*Task to complete*.
Gather the lines that hold the string "Energy".

*Input data*.
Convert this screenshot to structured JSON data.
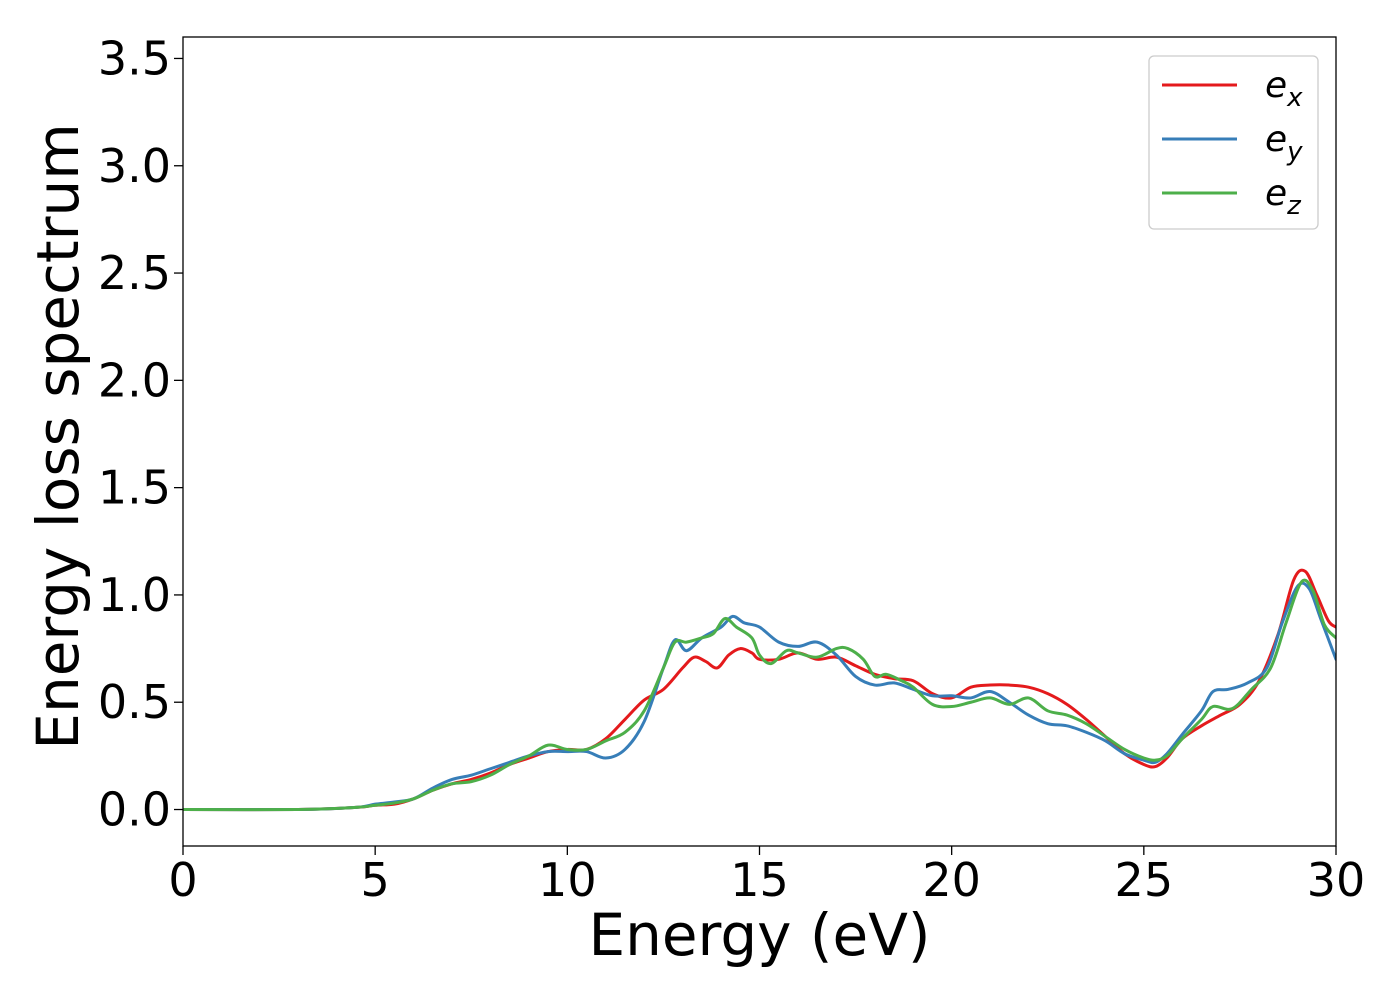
{
  "chart_data": {
    "type": "line",
    "xlabel": "Energy (eV)",
    "ylabel": "Energy loss spectrum",
    "xlim": [
      0,
      30
    ],
    "ylim": [
      -0.17,
      3.6
    ],
    "xticks": [
      "0",
      "5",
      "10",
      "15",
      "20",
      "25",
      "30"
    ],
    "yticks": [
      "0.0",
      "0.5",
      "1.0",
      "1.5",
      "2.0",
      "2.5",
      "3.0",
      "3.5"
    ],
    "grid": false,
    "legend_position": "top-right",
    "series": [
      {
        "name": "e",
        "subscript": "x",
        "color": "#e41a1c",
        "points": [
          [
            0,
            0
          ],
          [
            3,
            0
          ],
          [
            4.5,
            0.01
          ],
          [
            5,
            0.02
          ],
          [
            5.5,
            0.025
          ],
          [
            6,
            0.05
          ],
          [
            6.5,
            0.09
          ],
          [
            7,
            0.12
          ],
          [
            7.5,
            0.14
          ],
          [
            8,
            0.17
          ],
          [
            8.5,
            0.21
          ],
          [
            9,
            0.24
          ],
          [
            9.5,
            0.27
          ],
          [
            10,
            0.28
          ],
          [
            10.5,
            0.28
          ],
          [
            11,
            0.33
          ],
          [
            11.5,
            0.42
          ],
          [
            12,
            0.51
          ],
          [
            12.5,
            0.56
          ],
          [
            13,
            0.66
          ],
          [
            13.3,
            0.71
          ],
          [
            13.6,
            0.69
          ],
          [
            13.9,
            0.66
          ],
          [
            14.2,
            0.72
          ],
          [
            14.5,
            0.75
          ],
          [
            14.8,
            0.73
          ],
          [
            15,
            0.7
          ],
          [
            15.5,
            0.7
          ],
          [
            16,
            0.73
          ],
          [
            16.5,
            0.7
          ],
          [
            17,
            0.71
          ],
          [
            17.5,
            0.67
          ],
          [
            18,
            0.63
          ],
          [
            18.5,
            0.61
          ],
          [
            19,
            0.6
          ],
          [
            19.5,
            0.54
          ],
          [
            20,
            0.52
          ],
          [
            20.5,
            0.57
          ],
          [
            21,
            0.58
          ],
          [
            21.5,
            0.58
          ],
          [
            22,
            0.57
          ],
          [
            22.5,
            0.54
          ],
          [
            23,
            0.49
          ],
          [
            23.5,
            0.42
          ],
          [
            24,
            0.34
          ],
          [
            24.5,
            0.26
          ],
          [
            25,
            0.21
          ],
          [
            25.3,
            0.2
          ],
          [
            25.6,
            0.24
          ],
          [
            26,
            0.33
          ],
          [
            26.5,
            0.39
          ],
          [
            27,
            0.44
          ],
          [
            27.5,
            0.49
          ],
          [
            28,
            0.6
          ],
          [
            28.5,
            0.82
          ],
          [
            28.9,
            1.07
          ],
          [
            29.2,
            1.11
          ],
          [
            29.5,
            1.0
          ],
          [
            29.8,
            0.88
          ],
          [
            30,
            0.85
          ]
        ]
      },
      {
        "name": "e",
        "subscript": "y",
        "color": "#377eb8",
        "points": [
          [
            0,
            0
          ],
          [
            3,
            0
          ],
          [
            4.5,
            0.01
          ],
          [
            5,
            0.025
          ],
          [
            5.5,
            0.035
          ],
          [
            6,
            0.05
          ],
          [
            6.5,
            0.1
          ],
          [
            7,
            0.14
          ],
          [
            7.5,
            0.16
          ],
          [
            8,
            0.19
          ],
          [
            8.5,
            0.22
          ],
          [
            9,
            0.25
          ],
          [
            9.5,
            0.27
          ],
          [
            10,
            0.27
          ],
          [
            10.5,
            0.27
          ],
          [
            11,
            0.24
          ],
          [
            11.5,
            0.28
          ],
          [
            12,
            0.41
          ],
          [
            12.5,
            0.66
          ],
          [
            12.8,
            0.79
          ],
          [
            13.1,
            0.74
          ],
          [
            13.5,
            0.8
          ],
          [
            14,
            0.85
          ],
          [
            14.3,
            0.9
          ],
          [
            14.6,
            0.87
          ],
          [
            15,
            0.85
          ],
          [
            15.5,
            0.78
          ],
          [
            16,
            0.76
          ],
          [
            16.5,
            0.78
          ],
          [
            17,
            0.72
          ],
          [
            17.5,
            0.62
          ],
          [
            18,
            0.58
          ],
          [
            18.5,
            0.59
          ],
          [
            19,
            0.56
          ],
          [
            19.5,
            0.53
          ],
          [
            20,
            0.53
          ],
          [
            20.5,
            0.52
          ],
          [
            21,
            0.55
          ],
          [
            21.5,
            0.5
          ],
          [
            22,
            0.44
          ],
          [
            22.5,
            0.4
          ],
          [
            23,
            0.39
          ],
          [
            23.5,
            0.36
          ],
          [
            24,
            0.32
          ],
          [
            24.5,
            0.26
          ],
          [
            25,
            0.23
          ],
          [
            25.3,
            0.22
          ],
          [
            25.6,
            0.26
          ],
          [
            26,
            0.35
          ],
          [
            26.5,
            0.46
          ],
          [
            26.8,
            0.55
          ],
          [
            27.2,
            0.56
          ],
          [
            27.7,
            0.59
          ],
          [
            28.2,
            0.66
          ],
          [
            28.6,
            0.87
          ],
          [
            29,
            1.04
          ],
          [
            29.3,
            1.03
          ],
          [
            29.6,
            0.89
          ],
          [
            30,
            0.7
          ]
        ]
      },
      {
        "name": "e",
        "subscript": "z",
        "color": "#4daf4a",
        "points": [
          [
            0,
            0
          ],
          [
            3,
            0
          ],
          [
            4.5,
            0.01
          ],
          [
            5,
            0.02
          ],
          [
            5.5,
            0.03
          ],
          [
            6,
            0.05
          ],
          [
            6.5,
            0.09
          ],
          [
            7,
            0.12
          ],
          [
            7.5,
            0.13
          ],
          [
            8,
            0.16
          ],
          [
            8.5,
            0.21
          ],
          [
            9,
            0.25
          ],
          [
            9.5,
            0.3
          ],
          [
            10,
            0.28
          ],
          [
            10.5,
            0.28
          ],
          [
            11,
            0.32
          ],
          [
            11.5,
            0.36
          ],
          [
            12,
            0.46
          ],
          [
            12.5,
            0.66
          ],
          [
            12.8,
            0.78
          ],
          [
            13.1,
            0.78
          ],
          [
            13.5,
            0.8
          ],
          [
            13.8,
            0.82
          ],
          [
            14.1,
            0.89
          ],
          [
            14.4,
            0.85
          ],
          [
            14.8,
            0.8
          ],
          [
            15,
            0.72
          ],
          [
            15.3,
            0.68
          ],
          [
            15.7,
            0.74
          ],
          [
            16,
            0.73
          ],
          [
            16.5,
            0.71
          ],
          [
            17,
            0.75
          ],
          [
            17.3,
            0.75
          ],
          [
            17.7,
            0.7
          ],
          [
            18,
            0.62
          ],
          [
            18.3,
            0.63
          ],
          [
            18.7,
            0.6
          ],
          [
            19,
            0.57
          ],
          [
            19.5,
            0.49
          ],
          [
            20,
            0.48
          ],
          [
            20.5,
            0.5
          ],
          [
            21,
            0.52
          ],
          [
            21.5,
            0.49
          ],
          [
            22,
            0.52
          ],
          [
            22.5,
            0.46
          ],
          [
            23,
            0.44
          ],
          [
            23.5,
            0.4
          ],
          [
            24,
            0.34
          ],
          [
            24.5,
            0.28
          ],
          [
            25,
            0.24
          ],
          [
            25.3,
            0.23
          ],
          [
            25.6,
            0.25
          ],
          [
            26,
            0.33
          ],
          [
            26.5,
            0.42
          ],
          [
            26.8,
            0.48
          ],
          [
            27.3,
            0.47
          ],
          [
            27.8,
            0.56
          ],
          [
            28.3,
            0.66
          ],
          [
            28.7,
            0.87
          ],
          [
            29.1,
            1.06
          ],
          [
            29.4,
            1.02
          ],
          [
            29.7,
            0.86
          ],
          [
            30,
            0.8
          ]
        ]
      }
    ]
  }
}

*The answer*.
    "xlabel": "Energy (eV)",
    "ylabel": "Energy loss spectrum",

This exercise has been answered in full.